Task details:
Tally up how many lines in the listing below contain the string "Presentan", and give only the total.

○ ○ ○ ○ ○

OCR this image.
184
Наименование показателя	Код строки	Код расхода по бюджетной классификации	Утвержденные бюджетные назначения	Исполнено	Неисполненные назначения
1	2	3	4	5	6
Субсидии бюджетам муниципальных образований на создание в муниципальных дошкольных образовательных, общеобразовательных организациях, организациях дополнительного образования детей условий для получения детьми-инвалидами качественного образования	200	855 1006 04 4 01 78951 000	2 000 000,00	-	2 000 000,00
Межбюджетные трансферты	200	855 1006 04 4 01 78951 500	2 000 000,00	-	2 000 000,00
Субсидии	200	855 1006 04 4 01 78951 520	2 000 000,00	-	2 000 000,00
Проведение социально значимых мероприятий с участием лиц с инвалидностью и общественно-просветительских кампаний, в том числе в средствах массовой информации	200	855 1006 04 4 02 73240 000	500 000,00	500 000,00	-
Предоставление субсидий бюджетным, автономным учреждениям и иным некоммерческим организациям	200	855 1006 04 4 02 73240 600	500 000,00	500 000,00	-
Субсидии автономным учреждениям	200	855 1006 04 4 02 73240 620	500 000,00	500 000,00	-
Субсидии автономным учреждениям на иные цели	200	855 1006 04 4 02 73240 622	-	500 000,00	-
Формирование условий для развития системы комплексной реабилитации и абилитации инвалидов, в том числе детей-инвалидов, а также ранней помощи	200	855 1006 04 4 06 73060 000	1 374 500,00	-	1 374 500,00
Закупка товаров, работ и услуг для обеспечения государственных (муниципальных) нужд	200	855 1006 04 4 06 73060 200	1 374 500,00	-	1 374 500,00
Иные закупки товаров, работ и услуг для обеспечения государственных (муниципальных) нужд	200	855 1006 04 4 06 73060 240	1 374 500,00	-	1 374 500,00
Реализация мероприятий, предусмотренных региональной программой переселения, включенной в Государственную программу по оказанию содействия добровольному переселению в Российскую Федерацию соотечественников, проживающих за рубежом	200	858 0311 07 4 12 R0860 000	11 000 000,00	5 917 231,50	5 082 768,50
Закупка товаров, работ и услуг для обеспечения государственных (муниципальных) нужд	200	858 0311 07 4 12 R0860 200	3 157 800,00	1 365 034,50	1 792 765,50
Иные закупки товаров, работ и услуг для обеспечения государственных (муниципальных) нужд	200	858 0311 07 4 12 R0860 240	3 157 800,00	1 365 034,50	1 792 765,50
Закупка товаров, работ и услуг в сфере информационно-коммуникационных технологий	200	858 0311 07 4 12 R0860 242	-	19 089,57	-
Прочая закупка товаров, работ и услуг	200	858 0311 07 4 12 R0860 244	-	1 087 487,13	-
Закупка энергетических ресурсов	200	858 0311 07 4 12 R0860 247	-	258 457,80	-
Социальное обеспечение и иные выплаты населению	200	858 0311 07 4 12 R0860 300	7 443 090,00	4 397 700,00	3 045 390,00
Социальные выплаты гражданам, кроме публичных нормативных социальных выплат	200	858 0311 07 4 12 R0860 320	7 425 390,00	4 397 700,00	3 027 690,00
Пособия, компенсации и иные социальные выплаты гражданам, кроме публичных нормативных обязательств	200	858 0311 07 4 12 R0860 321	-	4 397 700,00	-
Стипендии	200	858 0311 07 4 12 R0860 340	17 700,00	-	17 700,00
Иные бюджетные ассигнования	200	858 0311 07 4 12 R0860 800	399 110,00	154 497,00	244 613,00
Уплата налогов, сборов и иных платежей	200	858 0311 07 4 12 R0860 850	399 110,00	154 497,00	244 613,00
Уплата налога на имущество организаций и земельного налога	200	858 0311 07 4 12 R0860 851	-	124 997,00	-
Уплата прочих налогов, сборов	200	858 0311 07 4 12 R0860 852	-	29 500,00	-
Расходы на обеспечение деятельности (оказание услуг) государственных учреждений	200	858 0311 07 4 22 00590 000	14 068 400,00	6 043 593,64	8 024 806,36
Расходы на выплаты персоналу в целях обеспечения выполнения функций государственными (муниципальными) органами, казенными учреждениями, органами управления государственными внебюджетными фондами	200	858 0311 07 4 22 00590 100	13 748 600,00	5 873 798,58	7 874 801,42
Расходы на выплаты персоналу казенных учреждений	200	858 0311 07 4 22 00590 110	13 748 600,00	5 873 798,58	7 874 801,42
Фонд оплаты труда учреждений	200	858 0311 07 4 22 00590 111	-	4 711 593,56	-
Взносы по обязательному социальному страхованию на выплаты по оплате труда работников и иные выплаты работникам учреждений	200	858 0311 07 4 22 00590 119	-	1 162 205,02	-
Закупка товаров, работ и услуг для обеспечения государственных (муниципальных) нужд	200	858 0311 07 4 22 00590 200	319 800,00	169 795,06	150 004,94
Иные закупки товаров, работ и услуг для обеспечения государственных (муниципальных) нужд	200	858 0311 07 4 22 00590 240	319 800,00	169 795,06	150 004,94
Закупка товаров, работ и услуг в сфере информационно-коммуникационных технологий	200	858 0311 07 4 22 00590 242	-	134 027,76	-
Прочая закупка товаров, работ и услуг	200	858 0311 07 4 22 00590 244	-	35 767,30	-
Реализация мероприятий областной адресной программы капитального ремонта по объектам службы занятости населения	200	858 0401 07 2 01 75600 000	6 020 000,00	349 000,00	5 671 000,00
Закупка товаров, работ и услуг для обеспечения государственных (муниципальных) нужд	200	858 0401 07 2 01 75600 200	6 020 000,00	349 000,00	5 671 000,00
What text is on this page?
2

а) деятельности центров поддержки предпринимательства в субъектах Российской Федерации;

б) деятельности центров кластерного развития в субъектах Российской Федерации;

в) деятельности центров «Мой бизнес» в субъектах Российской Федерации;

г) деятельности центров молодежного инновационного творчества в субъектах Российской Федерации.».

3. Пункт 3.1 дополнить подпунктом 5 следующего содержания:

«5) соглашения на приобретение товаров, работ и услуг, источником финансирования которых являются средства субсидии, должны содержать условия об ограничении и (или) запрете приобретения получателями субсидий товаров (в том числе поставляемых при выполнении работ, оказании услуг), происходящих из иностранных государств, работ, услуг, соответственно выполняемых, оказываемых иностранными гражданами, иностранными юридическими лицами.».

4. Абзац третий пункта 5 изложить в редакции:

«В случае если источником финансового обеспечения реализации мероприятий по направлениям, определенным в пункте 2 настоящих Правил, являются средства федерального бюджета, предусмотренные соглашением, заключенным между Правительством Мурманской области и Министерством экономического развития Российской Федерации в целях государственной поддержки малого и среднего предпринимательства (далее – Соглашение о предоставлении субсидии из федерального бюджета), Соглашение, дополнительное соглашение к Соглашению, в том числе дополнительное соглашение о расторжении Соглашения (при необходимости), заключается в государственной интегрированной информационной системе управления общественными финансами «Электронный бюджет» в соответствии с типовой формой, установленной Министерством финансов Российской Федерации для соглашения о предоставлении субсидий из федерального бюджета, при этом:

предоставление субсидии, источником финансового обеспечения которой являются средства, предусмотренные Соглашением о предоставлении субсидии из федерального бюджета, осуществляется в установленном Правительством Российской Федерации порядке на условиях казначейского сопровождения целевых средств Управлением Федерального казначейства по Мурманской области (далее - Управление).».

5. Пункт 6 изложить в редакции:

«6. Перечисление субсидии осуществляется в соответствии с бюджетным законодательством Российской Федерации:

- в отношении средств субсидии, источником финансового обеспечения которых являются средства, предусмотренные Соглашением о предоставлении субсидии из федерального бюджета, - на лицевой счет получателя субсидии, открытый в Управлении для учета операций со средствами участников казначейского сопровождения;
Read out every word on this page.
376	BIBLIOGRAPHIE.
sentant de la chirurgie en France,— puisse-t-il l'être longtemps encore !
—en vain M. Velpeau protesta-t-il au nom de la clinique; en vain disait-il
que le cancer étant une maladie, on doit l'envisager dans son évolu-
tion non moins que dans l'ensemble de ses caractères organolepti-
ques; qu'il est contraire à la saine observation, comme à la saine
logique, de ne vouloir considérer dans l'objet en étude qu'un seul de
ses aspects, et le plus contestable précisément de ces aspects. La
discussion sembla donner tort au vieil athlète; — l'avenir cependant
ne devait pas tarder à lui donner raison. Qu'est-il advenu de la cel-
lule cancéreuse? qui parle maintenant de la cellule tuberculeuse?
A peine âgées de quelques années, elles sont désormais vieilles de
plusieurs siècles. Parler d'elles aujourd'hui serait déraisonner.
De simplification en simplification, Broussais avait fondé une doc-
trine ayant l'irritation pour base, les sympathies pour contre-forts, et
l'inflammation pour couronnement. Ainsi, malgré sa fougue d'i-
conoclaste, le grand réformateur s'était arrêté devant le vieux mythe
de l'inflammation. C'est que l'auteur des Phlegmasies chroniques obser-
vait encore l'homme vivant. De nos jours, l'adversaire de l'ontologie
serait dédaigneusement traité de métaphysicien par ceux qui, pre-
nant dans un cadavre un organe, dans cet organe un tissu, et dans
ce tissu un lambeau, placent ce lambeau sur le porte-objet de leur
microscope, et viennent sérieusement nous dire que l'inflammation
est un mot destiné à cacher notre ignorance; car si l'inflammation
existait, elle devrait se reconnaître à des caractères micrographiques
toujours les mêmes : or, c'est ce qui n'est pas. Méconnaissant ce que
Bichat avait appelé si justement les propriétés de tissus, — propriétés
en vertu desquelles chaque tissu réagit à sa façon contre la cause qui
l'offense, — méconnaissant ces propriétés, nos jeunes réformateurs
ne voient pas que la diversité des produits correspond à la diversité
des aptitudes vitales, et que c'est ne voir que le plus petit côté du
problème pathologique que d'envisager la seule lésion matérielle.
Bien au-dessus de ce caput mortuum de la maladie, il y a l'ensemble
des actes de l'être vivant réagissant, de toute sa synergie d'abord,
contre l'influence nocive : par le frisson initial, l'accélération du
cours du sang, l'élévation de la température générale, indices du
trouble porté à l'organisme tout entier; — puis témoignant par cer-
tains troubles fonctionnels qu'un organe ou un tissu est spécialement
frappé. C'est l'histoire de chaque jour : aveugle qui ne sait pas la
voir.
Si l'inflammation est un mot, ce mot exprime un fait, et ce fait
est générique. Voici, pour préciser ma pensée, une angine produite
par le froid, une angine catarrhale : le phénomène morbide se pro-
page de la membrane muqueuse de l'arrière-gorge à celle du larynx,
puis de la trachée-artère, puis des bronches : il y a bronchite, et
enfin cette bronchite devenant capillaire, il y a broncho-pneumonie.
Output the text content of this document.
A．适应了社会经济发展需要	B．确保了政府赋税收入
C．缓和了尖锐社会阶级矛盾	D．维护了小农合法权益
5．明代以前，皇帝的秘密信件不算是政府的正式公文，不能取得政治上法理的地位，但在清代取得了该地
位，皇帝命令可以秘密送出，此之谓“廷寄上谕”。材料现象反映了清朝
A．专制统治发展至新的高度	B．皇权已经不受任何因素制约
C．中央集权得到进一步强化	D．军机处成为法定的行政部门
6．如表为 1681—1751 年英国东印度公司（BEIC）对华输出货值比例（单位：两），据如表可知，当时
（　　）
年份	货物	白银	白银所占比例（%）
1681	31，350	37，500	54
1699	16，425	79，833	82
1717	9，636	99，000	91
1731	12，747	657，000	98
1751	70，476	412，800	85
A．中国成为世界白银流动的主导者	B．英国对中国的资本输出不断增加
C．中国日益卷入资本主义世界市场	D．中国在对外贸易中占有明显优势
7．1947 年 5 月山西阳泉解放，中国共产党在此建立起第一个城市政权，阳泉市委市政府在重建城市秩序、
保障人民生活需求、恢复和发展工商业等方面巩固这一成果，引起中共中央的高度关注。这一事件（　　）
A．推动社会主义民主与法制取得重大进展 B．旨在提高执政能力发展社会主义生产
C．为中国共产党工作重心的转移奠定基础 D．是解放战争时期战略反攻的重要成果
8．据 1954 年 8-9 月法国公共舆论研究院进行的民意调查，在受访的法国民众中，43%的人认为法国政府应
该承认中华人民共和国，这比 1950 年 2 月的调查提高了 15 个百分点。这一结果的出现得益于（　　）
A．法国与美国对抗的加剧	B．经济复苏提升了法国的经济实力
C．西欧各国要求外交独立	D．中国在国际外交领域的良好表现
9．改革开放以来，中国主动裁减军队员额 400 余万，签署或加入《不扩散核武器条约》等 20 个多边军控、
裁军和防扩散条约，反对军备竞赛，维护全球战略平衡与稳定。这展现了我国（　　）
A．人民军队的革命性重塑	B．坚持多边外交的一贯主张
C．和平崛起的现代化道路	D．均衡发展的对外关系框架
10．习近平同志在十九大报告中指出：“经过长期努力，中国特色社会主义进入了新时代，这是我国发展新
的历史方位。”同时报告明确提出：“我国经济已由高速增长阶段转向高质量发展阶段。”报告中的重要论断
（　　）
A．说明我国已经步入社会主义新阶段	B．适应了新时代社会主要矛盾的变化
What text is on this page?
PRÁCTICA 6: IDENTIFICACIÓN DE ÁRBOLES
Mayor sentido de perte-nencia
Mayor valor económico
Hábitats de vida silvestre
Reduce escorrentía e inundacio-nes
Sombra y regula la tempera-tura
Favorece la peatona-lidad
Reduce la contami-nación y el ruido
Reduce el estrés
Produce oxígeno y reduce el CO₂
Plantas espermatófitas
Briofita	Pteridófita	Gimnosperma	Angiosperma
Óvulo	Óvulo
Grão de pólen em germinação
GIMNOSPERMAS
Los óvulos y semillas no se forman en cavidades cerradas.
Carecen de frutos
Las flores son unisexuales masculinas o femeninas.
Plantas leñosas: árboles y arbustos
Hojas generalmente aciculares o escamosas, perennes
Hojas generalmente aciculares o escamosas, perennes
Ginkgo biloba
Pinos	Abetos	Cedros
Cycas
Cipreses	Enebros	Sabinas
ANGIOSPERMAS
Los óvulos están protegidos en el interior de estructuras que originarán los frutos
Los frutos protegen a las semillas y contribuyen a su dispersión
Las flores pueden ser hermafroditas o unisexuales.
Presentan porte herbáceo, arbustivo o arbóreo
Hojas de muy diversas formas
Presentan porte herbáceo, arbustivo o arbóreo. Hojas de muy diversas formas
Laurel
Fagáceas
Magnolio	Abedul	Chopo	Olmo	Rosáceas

○ ○ ○ ○ ○

Worked answer:
2